TASK TO COMPLETE — Reply with one number only, the count of lines holding the string "数据来源".

Items from a dataset —
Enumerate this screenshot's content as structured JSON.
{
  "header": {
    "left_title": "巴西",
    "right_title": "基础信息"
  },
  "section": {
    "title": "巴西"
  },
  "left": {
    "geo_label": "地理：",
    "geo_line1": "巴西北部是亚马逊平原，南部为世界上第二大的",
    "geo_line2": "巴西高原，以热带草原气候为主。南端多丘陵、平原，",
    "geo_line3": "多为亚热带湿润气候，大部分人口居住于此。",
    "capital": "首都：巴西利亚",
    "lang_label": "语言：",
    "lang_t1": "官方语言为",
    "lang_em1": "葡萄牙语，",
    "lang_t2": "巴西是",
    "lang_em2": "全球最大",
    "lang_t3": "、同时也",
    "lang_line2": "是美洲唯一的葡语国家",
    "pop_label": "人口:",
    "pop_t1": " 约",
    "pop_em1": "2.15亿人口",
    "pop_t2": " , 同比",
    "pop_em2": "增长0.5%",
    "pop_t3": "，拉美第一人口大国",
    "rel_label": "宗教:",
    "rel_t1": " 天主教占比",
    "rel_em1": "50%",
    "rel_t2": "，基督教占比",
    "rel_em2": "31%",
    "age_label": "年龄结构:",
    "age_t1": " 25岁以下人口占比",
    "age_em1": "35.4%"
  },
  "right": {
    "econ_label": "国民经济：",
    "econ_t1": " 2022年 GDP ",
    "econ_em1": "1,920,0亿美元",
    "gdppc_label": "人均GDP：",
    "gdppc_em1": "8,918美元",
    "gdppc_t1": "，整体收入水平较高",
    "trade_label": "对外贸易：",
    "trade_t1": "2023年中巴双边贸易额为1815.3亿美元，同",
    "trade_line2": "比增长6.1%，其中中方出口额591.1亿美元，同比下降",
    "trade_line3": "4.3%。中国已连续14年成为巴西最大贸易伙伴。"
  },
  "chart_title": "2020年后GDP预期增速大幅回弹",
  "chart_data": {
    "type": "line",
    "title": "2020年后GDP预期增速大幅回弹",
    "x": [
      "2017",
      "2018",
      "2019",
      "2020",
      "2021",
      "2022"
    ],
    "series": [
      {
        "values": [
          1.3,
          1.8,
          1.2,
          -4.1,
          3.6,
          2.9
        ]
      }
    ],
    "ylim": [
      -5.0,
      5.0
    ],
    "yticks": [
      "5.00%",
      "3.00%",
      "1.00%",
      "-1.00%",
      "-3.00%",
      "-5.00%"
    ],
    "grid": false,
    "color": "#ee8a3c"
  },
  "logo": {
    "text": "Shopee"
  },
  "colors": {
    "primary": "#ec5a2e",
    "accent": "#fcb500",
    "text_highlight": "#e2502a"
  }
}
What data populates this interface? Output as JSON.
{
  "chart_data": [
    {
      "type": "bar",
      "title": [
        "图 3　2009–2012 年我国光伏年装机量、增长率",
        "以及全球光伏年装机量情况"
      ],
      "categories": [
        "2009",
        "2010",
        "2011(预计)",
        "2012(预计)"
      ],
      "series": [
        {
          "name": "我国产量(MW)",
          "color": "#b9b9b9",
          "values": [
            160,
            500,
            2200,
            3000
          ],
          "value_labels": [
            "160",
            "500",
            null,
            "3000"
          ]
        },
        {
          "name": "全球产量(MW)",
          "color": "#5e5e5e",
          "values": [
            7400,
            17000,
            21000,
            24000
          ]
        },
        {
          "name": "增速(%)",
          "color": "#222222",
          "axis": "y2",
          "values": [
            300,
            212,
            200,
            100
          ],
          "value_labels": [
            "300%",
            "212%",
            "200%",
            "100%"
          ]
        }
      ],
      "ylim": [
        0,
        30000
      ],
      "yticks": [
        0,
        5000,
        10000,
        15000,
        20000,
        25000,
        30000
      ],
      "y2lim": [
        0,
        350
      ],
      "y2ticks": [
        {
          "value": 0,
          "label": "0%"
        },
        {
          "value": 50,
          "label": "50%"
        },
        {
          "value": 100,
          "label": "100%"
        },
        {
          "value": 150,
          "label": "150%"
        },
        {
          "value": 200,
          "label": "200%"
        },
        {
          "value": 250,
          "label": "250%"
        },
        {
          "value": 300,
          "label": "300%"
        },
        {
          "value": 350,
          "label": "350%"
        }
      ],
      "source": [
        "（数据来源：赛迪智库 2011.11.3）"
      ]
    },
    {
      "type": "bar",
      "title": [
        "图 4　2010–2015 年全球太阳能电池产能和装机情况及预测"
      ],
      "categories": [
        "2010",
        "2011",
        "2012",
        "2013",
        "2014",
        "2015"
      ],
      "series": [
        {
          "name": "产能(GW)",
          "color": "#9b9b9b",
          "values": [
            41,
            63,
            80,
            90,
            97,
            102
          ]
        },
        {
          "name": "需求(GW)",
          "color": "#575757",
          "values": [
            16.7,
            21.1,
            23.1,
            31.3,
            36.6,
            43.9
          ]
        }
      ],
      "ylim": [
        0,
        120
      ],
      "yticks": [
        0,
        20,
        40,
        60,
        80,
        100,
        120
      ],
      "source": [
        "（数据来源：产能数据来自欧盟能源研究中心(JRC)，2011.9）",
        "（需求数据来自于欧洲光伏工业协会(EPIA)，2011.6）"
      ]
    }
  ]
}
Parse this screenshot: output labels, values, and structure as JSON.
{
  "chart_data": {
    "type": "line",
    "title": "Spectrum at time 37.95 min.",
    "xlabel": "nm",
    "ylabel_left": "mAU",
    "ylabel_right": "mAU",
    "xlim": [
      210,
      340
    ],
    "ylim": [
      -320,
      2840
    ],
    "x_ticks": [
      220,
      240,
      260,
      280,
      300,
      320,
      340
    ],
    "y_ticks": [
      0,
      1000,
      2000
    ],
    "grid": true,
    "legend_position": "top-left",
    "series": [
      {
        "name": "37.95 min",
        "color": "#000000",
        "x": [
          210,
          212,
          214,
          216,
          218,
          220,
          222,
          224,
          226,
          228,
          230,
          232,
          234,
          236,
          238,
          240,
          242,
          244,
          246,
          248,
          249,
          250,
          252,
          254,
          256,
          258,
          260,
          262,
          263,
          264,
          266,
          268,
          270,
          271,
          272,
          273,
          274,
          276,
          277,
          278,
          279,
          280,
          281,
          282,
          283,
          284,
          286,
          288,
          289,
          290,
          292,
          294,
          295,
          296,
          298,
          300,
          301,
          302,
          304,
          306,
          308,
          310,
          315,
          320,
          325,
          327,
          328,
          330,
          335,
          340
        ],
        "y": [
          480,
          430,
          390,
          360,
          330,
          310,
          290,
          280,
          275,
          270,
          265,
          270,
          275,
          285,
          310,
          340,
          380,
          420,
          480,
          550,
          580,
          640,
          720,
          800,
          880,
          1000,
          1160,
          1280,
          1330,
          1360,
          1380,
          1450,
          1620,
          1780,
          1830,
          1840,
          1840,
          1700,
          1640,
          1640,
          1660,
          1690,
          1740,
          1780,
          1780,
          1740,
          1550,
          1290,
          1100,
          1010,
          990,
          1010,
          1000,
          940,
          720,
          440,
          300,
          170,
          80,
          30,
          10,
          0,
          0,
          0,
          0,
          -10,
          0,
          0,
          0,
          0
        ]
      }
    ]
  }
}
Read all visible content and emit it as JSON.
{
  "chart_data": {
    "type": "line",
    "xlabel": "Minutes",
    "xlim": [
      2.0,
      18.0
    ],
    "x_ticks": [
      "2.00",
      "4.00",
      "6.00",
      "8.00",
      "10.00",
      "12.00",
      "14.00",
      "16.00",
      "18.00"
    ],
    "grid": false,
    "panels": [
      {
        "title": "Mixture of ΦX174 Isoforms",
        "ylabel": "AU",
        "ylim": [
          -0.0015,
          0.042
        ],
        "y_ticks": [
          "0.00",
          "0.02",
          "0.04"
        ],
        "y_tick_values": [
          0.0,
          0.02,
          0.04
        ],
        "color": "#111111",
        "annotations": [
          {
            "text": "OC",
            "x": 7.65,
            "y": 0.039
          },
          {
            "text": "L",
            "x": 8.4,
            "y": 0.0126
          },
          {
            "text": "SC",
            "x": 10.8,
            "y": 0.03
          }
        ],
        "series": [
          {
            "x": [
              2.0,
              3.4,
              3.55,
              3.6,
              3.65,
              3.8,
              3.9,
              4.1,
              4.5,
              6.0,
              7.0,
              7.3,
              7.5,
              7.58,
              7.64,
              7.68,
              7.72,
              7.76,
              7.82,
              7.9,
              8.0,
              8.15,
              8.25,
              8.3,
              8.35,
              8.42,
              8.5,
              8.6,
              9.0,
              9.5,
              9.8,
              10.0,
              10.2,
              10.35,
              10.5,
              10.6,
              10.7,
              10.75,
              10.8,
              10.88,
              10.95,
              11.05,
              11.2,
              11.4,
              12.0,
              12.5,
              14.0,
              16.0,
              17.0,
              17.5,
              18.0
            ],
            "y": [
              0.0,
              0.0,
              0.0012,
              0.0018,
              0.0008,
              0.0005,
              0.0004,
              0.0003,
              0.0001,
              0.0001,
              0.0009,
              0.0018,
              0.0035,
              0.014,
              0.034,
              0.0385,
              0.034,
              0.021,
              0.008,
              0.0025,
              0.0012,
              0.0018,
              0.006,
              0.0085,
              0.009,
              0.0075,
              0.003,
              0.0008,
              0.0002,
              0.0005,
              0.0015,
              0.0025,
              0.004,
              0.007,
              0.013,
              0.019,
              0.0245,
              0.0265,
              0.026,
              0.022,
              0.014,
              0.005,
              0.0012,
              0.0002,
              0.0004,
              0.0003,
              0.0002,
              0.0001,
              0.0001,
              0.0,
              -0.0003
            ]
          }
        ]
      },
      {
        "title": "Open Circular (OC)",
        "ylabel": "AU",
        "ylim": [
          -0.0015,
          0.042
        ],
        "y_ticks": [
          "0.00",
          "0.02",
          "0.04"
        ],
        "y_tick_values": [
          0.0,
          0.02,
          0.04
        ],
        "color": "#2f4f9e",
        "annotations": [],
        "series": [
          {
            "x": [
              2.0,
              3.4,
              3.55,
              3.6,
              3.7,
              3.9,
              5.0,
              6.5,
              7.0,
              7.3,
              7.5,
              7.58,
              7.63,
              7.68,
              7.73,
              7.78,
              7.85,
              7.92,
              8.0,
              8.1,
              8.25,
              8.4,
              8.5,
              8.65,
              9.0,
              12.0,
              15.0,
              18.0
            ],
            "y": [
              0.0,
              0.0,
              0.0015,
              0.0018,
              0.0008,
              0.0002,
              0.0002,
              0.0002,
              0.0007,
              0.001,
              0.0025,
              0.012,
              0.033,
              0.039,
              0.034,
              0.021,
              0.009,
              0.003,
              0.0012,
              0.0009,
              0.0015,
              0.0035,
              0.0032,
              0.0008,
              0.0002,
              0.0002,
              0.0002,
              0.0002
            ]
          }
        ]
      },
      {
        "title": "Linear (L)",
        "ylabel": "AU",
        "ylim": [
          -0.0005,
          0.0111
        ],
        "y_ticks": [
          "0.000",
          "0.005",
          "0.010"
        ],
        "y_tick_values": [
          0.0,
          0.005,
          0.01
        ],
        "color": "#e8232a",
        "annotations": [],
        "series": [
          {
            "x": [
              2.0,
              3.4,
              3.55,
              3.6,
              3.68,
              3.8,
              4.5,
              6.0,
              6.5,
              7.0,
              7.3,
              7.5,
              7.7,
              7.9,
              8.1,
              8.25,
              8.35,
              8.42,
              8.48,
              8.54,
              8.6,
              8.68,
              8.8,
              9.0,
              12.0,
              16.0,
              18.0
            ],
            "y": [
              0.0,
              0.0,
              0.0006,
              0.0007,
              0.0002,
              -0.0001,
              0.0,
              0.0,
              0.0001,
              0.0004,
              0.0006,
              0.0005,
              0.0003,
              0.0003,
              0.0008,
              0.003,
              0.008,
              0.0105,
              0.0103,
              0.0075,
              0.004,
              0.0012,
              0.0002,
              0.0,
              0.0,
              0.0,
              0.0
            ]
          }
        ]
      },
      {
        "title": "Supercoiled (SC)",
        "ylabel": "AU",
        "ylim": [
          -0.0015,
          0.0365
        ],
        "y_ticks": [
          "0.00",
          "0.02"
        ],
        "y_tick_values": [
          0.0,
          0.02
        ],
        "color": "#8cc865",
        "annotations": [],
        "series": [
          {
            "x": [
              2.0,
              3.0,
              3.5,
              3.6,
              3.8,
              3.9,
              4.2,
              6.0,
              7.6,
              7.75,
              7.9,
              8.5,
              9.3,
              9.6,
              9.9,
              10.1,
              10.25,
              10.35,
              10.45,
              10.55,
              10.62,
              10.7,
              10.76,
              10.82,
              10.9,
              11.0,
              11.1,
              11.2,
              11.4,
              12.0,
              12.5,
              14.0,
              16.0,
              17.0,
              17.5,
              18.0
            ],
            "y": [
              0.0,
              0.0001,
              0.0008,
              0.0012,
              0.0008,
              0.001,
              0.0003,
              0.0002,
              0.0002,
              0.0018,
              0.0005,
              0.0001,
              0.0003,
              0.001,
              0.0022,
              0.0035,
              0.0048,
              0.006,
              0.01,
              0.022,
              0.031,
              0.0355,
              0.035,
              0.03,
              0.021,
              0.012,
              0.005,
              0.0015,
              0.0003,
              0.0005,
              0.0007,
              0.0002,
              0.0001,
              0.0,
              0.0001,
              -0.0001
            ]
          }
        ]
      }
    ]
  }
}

RIGHT ANSWER — 2